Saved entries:
-=-=-=-=-

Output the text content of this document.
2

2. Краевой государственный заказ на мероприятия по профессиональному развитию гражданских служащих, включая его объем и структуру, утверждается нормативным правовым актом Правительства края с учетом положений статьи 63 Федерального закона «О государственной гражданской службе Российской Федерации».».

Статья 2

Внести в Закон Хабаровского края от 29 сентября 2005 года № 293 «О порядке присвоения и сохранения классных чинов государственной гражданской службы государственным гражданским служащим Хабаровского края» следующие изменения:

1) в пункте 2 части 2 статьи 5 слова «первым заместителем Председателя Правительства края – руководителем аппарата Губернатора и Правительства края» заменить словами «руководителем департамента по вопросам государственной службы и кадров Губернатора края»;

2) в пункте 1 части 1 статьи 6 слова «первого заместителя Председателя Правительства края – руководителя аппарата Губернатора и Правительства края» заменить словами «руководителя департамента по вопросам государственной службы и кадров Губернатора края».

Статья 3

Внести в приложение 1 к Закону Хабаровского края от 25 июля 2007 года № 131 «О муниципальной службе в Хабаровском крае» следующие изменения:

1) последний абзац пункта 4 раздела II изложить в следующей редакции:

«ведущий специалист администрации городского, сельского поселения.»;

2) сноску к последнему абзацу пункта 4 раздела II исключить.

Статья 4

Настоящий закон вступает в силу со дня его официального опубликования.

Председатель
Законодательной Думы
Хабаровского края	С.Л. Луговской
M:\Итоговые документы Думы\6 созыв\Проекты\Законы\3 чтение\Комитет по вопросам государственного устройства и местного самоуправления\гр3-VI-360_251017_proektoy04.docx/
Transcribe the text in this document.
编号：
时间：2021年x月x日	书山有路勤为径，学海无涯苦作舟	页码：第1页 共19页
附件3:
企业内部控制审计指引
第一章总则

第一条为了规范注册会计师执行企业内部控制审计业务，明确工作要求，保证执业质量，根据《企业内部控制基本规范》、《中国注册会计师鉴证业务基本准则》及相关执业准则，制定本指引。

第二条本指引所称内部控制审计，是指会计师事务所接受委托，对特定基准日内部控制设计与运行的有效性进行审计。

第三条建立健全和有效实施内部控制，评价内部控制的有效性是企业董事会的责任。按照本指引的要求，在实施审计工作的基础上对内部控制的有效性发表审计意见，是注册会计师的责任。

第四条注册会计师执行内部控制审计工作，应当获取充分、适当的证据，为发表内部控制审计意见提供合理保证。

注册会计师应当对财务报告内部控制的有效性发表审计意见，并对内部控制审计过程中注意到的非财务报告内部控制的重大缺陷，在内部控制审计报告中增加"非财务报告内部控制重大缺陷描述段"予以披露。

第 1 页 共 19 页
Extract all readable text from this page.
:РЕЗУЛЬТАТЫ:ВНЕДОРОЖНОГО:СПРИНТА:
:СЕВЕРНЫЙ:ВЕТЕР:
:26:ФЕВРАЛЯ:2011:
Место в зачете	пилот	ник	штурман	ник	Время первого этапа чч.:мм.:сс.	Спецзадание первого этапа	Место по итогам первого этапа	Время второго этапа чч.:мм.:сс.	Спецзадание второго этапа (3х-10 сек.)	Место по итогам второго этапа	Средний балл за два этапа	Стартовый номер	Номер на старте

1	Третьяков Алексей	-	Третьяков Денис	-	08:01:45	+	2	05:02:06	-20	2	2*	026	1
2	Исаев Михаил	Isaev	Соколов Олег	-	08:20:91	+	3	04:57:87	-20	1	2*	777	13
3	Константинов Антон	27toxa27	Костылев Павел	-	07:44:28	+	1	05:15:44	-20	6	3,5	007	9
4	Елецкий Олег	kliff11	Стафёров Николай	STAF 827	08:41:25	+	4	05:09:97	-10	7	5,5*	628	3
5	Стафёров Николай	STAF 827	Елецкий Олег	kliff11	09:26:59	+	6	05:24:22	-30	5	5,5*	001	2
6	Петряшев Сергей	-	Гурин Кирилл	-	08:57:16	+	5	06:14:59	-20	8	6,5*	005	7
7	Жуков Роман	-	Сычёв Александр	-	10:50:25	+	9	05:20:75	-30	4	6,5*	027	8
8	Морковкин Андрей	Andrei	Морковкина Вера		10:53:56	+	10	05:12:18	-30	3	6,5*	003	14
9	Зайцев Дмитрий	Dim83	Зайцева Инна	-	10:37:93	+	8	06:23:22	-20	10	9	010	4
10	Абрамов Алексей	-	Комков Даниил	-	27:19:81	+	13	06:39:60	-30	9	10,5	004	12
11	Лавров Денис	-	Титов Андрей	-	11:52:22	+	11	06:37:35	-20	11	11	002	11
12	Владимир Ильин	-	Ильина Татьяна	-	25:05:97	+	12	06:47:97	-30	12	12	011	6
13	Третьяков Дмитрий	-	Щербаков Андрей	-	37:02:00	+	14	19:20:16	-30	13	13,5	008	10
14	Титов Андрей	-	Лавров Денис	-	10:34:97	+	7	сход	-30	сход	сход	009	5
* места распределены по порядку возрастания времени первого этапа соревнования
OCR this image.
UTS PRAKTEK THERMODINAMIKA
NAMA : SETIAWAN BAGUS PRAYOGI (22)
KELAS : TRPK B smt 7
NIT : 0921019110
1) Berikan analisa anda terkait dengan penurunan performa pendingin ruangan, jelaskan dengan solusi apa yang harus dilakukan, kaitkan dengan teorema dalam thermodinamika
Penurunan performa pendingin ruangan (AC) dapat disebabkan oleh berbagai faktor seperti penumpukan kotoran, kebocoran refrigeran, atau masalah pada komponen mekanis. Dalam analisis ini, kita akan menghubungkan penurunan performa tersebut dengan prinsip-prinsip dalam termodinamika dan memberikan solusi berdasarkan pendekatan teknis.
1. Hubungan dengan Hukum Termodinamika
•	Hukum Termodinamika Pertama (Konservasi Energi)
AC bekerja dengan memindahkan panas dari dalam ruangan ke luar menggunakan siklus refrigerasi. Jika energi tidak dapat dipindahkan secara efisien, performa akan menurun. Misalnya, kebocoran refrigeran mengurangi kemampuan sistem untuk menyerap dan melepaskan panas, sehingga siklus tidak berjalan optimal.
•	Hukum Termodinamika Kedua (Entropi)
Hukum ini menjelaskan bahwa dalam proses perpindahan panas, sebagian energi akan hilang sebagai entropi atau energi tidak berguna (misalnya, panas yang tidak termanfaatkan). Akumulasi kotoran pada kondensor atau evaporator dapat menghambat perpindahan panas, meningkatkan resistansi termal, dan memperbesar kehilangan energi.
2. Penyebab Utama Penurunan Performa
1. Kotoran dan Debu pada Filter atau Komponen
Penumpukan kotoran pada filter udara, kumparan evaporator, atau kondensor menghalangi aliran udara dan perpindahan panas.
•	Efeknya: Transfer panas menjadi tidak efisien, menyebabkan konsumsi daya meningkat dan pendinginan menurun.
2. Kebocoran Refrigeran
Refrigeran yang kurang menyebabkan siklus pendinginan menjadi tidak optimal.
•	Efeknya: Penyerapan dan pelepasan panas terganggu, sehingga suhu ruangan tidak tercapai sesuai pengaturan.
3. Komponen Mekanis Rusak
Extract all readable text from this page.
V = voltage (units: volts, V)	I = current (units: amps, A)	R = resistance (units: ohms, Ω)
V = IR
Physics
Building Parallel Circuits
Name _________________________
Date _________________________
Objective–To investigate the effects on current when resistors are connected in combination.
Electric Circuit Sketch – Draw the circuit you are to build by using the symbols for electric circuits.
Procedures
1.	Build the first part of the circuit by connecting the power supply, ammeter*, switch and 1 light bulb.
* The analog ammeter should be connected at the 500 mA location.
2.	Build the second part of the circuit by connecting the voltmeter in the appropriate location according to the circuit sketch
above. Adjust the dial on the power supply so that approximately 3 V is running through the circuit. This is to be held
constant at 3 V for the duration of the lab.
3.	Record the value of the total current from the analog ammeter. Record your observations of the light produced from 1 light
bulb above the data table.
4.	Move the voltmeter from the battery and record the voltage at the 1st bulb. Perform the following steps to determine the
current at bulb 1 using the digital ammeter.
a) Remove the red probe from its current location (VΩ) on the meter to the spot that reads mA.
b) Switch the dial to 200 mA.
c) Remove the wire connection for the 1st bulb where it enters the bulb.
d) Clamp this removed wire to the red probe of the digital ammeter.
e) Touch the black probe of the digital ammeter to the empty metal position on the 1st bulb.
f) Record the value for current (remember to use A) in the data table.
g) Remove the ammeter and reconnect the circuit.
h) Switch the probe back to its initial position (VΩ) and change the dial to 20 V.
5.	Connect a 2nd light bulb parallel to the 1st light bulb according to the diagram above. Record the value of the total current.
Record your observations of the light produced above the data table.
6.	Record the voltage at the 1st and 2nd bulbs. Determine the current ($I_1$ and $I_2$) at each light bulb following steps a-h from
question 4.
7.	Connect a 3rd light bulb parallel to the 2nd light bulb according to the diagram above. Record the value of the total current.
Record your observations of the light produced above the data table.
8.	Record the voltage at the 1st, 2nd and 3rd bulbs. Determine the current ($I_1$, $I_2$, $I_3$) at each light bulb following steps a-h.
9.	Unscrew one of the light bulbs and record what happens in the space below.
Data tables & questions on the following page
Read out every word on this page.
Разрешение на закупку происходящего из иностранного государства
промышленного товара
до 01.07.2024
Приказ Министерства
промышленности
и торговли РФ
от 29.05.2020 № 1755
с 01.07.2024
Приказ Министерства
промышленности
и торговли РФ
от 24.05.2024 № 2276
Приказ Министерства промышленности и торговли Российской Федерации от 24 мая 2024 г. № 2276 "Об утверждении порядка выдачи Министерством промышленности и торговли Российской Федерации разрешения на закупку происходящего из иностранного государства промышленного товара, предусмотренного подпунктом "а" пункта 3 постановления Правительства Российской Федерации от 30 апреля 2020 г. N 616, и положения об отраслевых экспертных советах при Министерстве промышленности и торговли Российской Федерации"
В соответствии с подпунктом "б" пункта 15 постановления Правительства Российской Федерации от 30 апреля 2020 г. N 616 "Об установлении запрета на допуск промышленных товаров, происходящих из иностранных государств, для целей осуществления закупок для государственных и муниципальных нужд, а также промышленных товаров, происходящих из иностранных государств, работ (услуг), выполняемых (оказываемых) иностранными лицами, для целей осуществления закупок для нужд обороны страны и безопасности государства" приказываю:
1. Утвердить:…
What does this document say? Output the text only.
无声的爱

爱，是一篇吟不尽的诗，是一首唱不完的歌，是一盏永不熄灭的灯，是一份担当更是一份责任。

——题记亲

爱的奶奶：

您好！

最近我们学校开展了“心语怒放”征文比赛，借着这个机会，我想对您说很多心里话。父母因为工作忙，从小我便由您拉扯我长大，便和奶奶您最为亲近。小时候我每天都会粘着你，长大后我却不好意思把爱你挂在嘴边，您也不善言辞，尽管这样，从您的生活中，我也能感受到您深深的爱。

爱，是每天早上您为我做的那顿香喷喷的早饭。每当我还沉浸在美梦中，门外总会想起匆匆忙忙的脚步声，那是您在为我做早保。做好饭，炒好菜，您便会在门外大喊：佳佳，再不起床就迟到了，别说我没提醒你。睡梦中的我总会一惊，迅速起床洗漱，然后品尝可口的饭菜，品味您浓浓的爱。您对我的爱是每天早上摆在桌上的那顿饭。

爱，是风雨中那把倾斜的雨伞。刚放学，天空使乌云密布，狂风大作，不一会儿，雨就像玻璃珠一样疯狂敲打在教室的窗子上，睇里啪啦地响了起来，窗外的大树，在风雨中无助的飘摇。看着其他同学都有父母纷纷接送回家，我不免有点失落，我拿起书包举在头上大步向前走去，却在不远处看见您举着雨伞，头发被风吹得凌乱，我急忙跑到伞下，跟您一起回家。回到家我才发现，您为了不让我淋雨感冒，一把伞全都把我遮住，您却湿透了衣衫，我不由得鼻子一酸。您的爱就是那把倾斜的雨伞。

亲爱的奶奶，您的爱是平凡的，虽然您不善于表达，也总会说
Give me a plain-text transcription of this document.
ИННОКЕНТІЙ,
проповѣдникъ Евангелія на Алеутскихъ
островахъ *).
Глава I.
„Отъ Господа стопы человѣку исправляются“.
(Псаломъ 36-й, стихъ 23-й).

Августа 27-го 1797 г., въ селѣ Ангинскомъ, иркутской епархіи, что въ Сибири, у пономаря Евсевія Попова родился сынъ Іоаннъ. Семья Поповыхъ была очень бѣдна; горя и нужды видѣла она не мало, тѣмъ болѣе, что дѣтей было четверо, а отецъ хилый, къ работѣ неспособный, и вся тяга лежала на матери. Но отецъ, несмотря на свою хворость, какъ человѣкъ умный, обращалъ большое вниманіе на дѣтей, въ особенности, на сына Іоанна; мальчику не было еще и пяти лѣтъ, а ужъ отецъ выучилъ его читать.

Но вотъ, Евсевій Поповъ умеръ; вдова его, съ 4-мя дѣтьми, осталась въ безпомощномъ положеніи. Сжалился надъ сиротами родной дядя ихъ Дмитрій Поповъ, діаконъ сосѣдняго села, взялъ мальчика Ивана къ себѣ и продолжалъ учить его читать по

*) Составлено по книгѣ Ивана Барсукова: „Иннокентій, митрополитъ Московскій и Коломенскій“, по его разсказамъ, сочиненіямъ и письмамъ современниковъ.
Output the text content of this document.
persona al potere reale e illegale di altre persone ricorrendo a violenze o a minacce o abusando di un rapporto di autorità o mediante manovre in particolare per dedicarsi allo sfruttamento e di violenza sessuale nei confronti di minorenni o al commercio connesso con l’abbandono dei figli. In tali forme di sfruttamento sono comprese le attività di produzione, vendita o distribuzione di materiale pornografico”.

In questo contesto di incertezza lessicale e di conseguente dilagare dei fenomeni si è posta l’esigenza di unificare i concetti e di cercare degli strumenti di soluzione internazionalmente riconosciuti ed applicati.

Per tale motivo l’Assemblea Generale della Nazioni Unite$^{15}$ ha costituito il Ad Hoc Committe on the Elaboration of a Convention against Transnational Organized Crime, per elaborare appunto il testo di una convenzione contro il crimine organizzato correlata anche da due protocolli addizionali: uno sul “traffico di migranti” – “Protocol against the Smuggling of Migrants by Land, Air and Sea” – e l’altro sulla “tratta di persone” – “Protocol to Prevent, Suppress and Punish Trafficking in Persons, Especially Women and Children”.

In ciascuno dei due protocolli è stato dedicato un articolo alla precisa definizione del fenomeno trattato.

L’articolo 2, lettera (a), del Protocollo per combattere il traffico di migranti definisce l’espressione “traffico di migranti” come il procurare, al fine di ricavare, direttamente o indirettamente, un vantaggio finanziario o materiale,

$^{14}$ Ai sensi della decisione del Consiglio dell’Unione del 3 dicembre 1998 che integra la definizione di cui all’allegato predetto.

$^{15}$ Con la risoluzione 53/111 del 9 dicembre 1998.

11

-=-=-=-=-

What the exercise asks:
Return each line of the data that contains the string "Лавров".

Exercise response:
11	Лавров Денис	-	Титов Андрей	-	11:52:22	+	11	06:37:35	-20	11	11	002	11
14	Титов Андрей	-	Лавров Денис	-	10:34:97	+	7	сход	-30	сход	сход	009	5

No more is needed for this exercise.